(Items listed in a dataset)
= = = = = = =

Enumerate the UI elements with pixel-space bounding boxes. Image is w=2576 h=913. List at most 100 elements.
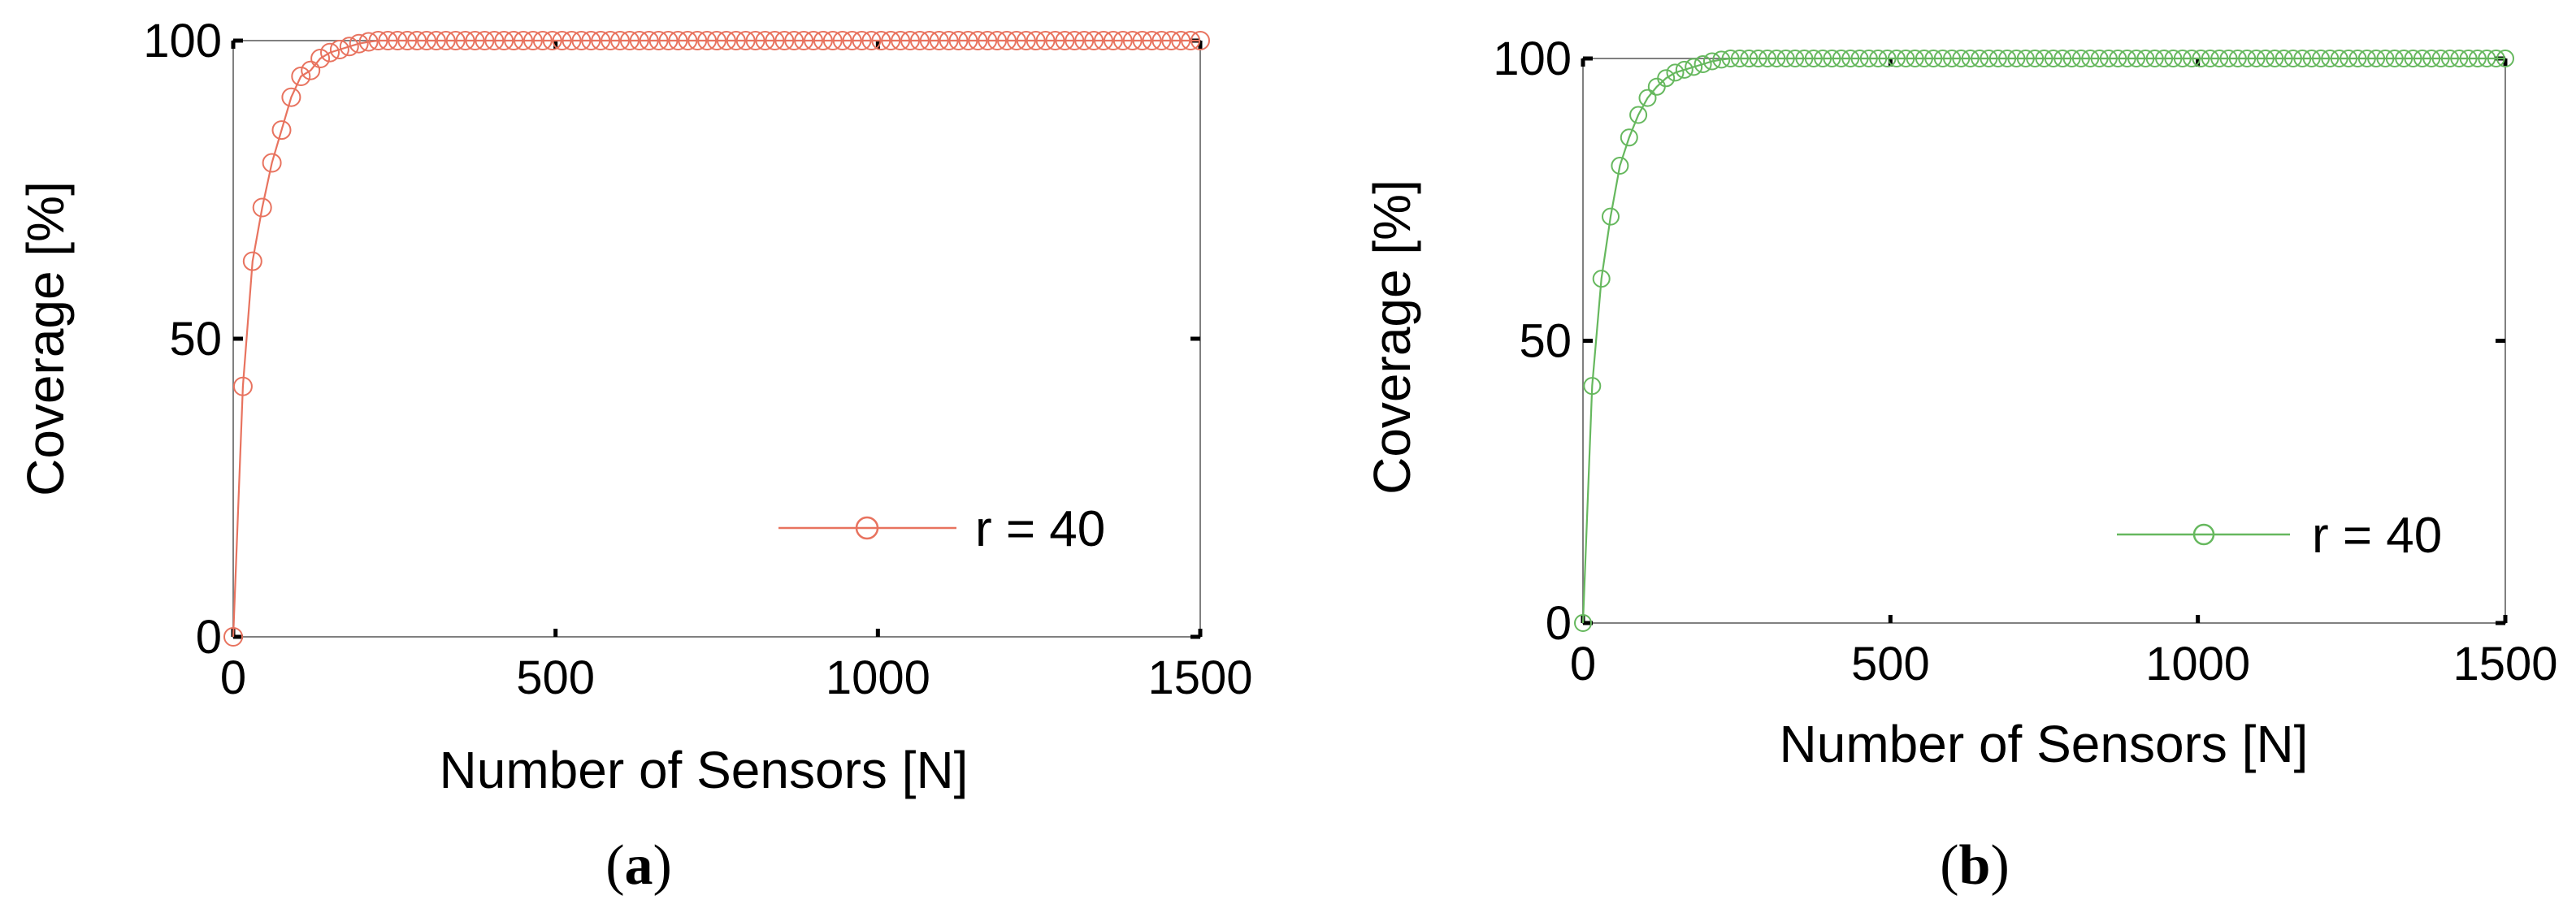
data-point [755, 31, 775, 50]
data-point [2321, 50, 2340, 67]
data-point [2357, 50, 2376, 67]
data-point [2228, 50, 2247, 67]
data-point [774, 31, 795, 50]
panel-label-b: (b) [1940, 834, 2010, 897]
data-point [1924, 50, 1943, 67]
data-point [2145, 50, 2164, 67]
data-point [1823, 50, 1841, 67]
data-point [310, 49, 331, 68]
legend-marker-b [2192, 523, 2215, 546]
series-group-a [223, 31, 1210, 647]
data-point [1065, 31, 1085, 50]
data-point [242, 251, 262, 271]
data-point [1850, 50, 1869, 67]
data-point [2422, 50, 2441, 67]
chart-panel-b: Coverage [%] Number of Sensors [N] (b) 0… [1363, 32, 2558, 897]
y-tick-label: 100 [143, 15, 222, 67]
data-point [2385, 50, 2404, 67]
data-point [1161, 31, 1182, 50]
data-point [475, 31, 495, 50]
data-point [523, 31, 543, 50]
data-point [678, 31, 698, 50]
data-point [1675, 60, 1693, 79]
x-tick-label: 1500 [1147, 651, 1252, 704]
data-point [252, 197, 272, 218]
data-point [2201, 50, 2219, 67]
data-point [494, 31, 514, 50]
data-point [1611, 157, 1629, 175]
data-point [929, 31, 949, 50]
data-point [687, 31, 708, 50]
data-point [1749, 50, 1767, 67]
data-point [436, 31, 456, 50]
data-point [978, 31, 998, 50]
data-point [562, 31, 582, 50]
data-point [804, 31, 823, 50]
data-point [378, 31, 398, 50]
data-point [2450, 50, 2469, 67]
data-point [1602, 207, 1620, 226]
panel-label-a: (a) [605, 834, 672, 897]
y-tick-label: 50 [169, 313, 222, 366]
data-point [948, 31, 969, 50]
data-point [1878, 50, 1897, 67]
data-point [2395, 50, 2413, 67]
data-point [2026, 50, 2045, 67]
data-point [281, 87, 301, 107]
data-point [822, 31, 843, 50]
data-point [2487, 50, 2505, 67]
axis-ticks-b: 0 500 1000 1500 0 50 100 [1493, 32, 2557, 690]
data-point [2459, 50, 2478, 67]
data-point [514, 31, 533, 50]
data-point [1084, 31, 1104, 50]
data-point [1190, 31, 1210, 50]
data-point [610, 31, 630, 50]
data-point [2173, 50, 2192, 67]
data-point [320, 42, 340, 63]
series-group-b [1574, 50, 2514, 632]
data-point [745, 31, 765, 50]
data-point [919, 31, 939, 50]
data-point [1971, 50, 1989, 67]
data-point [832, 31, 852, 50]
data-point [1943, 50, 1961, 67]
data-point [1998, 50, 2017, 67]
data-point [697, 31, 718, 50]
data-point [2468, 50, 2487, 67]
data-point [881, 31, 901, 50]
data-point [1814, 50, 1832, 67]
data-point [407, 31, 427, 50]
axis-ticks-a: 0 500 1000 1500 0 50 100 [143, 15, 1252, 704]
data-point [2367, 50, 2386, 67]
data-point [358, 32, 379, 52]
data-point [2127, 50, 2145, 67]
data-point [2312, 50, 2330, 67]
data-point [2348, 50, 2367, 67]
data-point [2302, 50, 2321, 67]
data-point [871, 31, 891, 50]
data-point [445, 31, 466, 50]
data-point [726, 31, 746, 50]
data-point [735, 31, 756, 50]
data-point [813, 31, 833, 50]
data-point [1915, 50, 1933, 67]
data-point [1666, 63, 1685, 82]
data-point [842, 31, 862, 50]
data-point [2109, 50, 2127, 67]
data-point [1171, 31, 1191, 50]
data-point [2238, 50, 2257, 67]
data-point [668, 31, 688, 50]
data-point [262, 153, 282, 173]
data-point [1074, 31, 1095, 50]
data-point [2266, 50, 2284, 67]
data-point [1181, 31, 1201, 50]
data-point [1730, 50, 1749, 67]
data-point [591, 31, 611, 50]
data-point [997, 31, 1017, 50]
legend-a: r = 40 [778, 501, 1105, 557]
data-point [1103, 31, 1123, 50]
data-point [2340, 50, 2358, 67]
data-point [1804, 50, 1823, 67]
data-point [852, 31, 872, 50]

= = = = = = =

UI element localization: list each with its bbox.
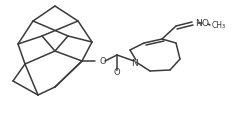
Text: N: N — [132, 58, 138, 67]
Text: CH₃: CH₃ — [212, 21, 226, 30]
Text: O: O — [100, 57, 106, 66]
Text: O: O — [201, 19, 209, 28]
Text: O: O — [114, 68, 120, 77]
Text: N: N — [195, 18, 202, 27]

= = = = = = =

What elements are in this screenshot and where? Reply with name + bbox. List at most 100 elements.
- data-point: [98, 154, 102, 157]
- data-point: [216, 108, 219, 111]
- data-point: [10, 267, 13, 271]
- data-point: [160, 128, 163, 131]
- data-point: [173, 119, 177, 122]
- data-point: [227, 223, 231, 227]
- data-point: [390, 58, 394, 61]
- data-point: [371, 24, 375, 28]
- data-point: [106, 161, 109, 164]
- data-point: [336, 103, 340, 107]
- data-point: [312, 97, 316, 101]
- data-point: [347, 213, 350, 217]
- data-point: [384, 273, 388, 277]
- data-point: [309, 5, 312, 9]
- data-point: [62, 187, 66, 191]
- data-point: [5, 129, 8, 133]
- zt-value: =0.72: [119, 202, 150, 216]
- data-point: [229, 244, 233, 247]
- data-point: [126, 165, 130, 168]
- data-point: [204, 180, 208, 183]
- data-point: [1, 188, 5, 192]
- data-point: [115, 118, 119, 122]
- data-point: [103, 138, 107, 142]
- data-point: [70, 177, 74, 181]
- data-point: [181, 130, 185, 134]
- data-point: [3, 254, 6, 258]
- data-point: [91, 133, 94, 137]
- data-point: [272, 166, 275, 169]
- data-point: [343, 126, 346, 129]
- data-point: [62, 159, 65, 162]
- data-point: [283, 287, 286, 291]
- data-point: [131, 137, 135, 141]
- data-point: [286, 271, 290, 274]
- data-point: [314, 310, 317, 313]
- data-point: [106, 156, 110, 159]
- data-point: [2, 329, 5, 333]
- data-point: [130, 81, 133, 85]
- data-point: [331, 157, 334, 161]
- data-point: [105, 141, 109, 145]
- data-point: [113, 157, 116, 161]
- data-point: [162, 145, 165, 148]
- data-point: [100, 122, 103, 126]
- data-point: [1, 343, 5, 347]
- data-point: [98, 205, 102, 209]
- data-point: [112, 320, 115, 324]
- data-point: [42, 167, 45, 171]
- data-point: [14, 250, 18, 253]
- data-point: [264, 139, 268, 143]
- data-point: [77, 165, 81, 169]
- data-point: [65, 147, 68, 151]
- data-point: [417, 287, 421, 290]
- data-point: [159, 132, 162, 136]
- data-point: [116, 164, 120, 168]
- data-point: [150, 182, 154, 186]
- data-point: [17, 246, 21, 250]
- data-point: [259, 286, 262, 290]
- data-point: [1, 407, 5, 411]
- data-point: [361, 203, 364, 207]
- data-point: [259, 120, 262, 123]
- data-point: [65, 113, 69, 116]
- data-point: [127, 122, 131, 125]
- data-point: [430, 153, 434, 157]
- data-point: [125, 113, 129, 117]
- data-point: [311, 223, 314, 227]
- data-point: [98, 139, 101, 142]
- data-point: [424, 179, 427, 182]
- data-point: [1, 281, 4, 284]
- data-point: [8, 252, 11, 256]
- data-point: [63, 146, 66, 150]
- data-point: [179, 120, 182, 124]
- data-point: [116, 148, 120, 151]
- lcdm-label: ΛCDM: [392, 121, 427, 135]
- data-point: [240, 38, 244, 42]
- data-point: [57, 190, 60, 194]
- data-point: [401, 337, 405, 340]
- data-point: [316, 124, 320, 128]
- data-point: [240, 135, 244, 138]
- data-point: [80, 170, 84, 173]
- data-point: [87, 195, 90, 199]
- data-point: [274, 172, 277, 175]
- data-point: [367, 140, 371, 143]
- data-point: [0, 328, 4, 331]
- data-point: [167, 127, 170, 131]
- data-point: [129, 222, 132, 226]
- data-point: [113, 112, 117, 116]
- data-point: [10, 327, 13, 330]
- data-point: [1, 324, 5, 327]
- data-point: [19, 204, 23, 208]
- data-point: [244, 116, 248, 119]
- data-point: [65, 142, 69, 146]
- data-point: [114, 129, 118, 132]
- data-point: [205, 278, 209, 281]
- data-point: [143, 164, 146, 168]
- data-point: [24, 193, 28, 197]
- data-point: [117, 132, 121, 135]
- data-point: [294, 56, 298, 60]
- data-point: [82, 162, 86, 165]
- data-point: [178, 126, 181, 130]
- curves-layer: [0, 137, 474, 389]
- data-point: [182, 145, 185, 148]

= = = = = = =

* [Work to do]: Rewrite the lines from the one containing "What elements are" through the one containing "- data-point: [113, 157, 116, 161]", changing every "data-point" to "dot" and keeping everything else as it is.

* [Response for this exercise]:
What elements are in this screenshot and where? Reply with name + bbox. List at most 100 elements.
- dot: [98, 154, 102, 157]
- dot: [216, 108, 219, 111]
- dot: [10, 267, 13, 271]
- dot: [160, 128, 163, 131]
- dot: [173, 119, 177, 122]
- dot: [227, 223, 231, 227]
- dot: [390, 58, 394, 61]
- dot: [371, 24, 375, 28]
- dot: [106, 161, 109, 164]
- dot: [336, 103, 340, 107]
- dot: [312, 97, 316, 101]
- dot: [347, 213, 350, 217]
- dot: [384, 273, 388, 277]
- dot: [309, 5, 312, 9]
- dot: [62, 187, 66, 191]
- dot: [5, 129, 8, 133]
- zt-value: =0.72: [119, 202, 150, 216]
- dot: [229, 244, 233, 247]
- dot: [126, 165, 130, 168]
- dot: [204, 180, 208, 183]
- dot: [1, 188, 5, 192]
- dot: [115, 118, 119, 122]
- dot: [103, 138, 107, 142]
- dot: [70, 177, 74, 181]
- dot: [181, 130, 185, 134]
- dot: [3, 254, 6, 258]
- dot: [91, 133, 94, 137]
- dot: [272, 166, 275, 169]
- dot: [343, 126, 346, 129]
- dot: [62, 159, 65, 162]
- dot: [283, 287, 286, 291]
- dot: [131, 137, 135, 141]
- dot: [286, 271, 290, 274]
- dot: [314, 310, 317, 313]
- dot: [106, 156, 110, 159]
- dot: [2, 329, 5, 333]
- dot: [130, 81, 133, 85]
- dot: [331, 157, 334, 161]
- dot: [105, 141, 109, 145]
- dot: [113, 157, 116, 161]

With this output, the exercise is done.